> Records supplied:
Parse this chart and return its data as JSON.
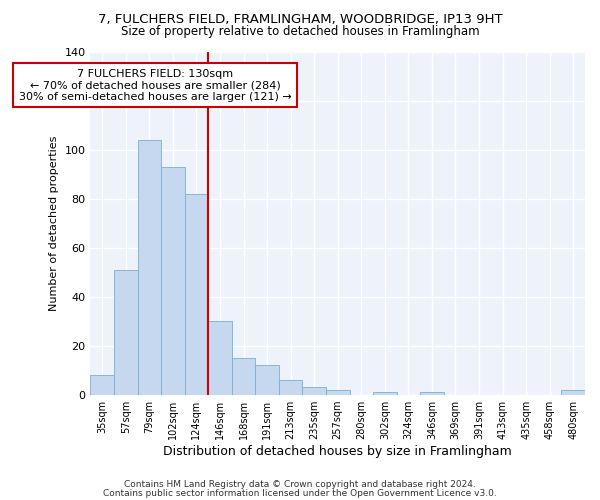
{
  "title1": "7, FULCHERS FIELD, FRAMLINGHAM, WOODBRIDGE, IP13 9HT",
  "title2": "Size of property relative to detached houses in Framlingham",
  "xlabel": "Distribution of detached houses by size in Framlingham",
  "ylabel": "Number of detached properties",
  "categories": [
    "35sqm",
    "57sqm",
    "79sqm",
    "102sqm",
    "124sqm",
    "146sqm",
    "168sqm",
    "191sqm",
    "213sqm",
    "235sqm",
    "257sqm",
    "280sqm",
    "302sqm",
    "324sqm",
    "346sqm",
    "369sqm",
    "391sqm",
    "413sqm",
    "435sqm",
    "458sqm",
    "480sqm"
  ],
  "values": [
    8,
    51,
    104,
    93,
    82,
    30,
    15,
    12,
    6,
    3,
    2,
    0,
    1,
    0,
    1,
    0,
    0,
    0,
    0,
    0,
    2
  ],
  "bar_color": "#c5d8f0",
  "bar_edge_color": "#7aafd4",
  "property_label": "7 FULCHERS FIELD: 130sqm",
  "annotation_line1": "← 70% of detached houses are smaller (284)",
  "annotation_line2": "30% of semi-detached houses are larger (121) →",
  "vline_color": "#cc0000",
  "annotation_box_color": "#cc0000",
  "vline_x": 4.5,
  "ylim": [
    0,
    140
  ],
  "footer1": "Contains HM Land Registry data © Crown copyright and database right 2024.",
  "footer2": "Contains public sector information licensed under the Open Government Licence v3.0.",
  "background_color": "#ffffff",
  "plot_bg_color": "#eef2fb",
  "grid_color": "#ffffff"
}
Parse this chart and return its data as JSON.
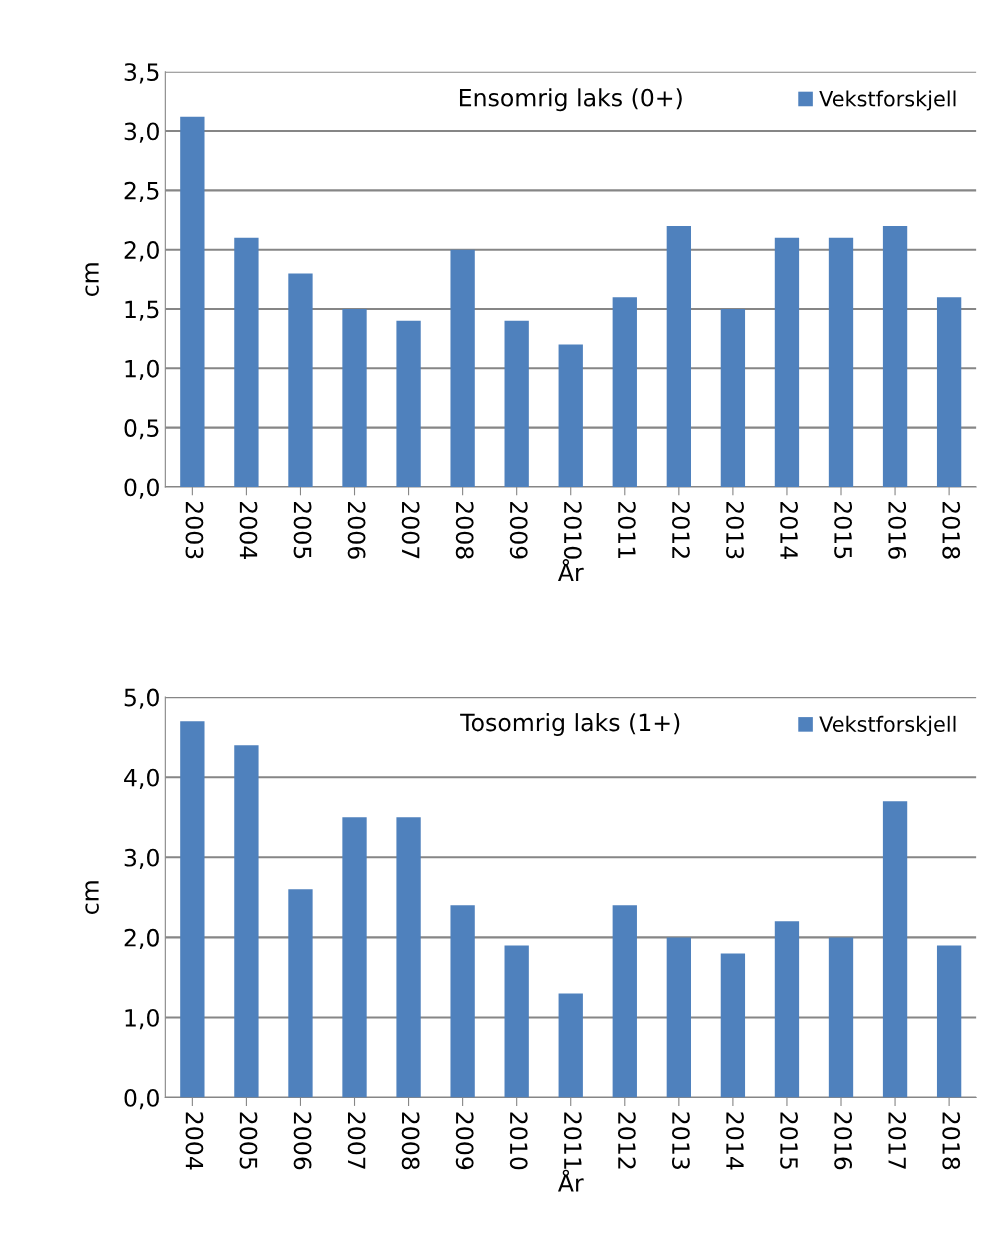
{
  "chart_data": [
    {
      "type": "bar",
      "title": "Ensomrig laks (0+)",
      "xlabel": "År",
      "ylabel": "cm",
      "categories": [
        "2003",
        "2004",
        "2005",
        "2006",
        "2007",
        "2008",
        "2009",
        "2010",
        "2011",
        "2012",
        "2013",
        "2014",
        "2015",
        "2016",
        "2018"
      ],
      "series": [
        {
          "name": "Vekstforskjell",
          "color": "#4f81bd",
          "values": [
            3.12,
            2.1,
            1.8,
            1.5,
            1.4,
            2.0,
            1.4,
            1.2,
            1.6,
            2.2,
            1.5,
            2.1,
            2.1,
            2.2,
            1.6
          ]
        }
      ],
      "ylim": [
        0,
        3.5
      ],
      "yticks": [
        {
          "value": 0,
          "label": "0,0"
        },
        {
          "value": 0.5,
          "label": "0,5"
        },
        {
          "value": 1,
          "label": "1,0"
        },
        {
          "value": 1.5,
          "label": "1,5"
        },
        {
          "value": 2,
          "label": "2,0"
        },
        {
          "value": 2.5,
          "label": "2,5"
        },
        {
          "value": 3,
          "label": "3,0"
        },
        {
          "value": 3.5,
          "label": "3,5"
        }
      ],
      "grid": "y",
      "legend": "top right"
    },
    {
      "type": "bar",
      "title": "Tosomrig laks (1+)",
      "xlabel": "År",
      "ylabel": "cm",
      "categories": [
        "2004",
        "2005",
        "2006",
        "2007",
        "2008",
        "2009",
        "2010",
        "2011",
        "2012",
        "2013",
        "2014",
        "2015",
        "2016",
        "2017",
        "2018"
      ],
      "series": [
        {
          "name": "Vekstforskjell",
          "color": "#4f81bd",
          "values": [
            4.7,
            4.4,
            2.6,
            3.5,
            3.5,
            2.4,
            1.9,
            1.3,
            2.4,
            2.0,
            1.8,
            2.2,
            2.0,
            3.7,
            1.9
          ]
        }
      ],
      "ylim": [
        0,
        5
      ],
      "yticks": [
        {
          "value": 0,
          "label": "0,0"
        },
        {
          "value": 1,
          "label": "1,0"
        },
        {
          "value": 2,
          "label": "2,0"
        },
        {
          "value": 3,
          "label": "3,0"
        },
        {
          "value": 4,
          "label": "4,0"
        },
        {
          "value": 5,
          "label": "5,0"
        }
      ],
      "grid": "y",
      "legend": "top right"
    }
  ]
}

> Written problem: Using the entries above, tally how many lines have the word "Contains" in them; write the number and nothing more.

> Result of this task: 2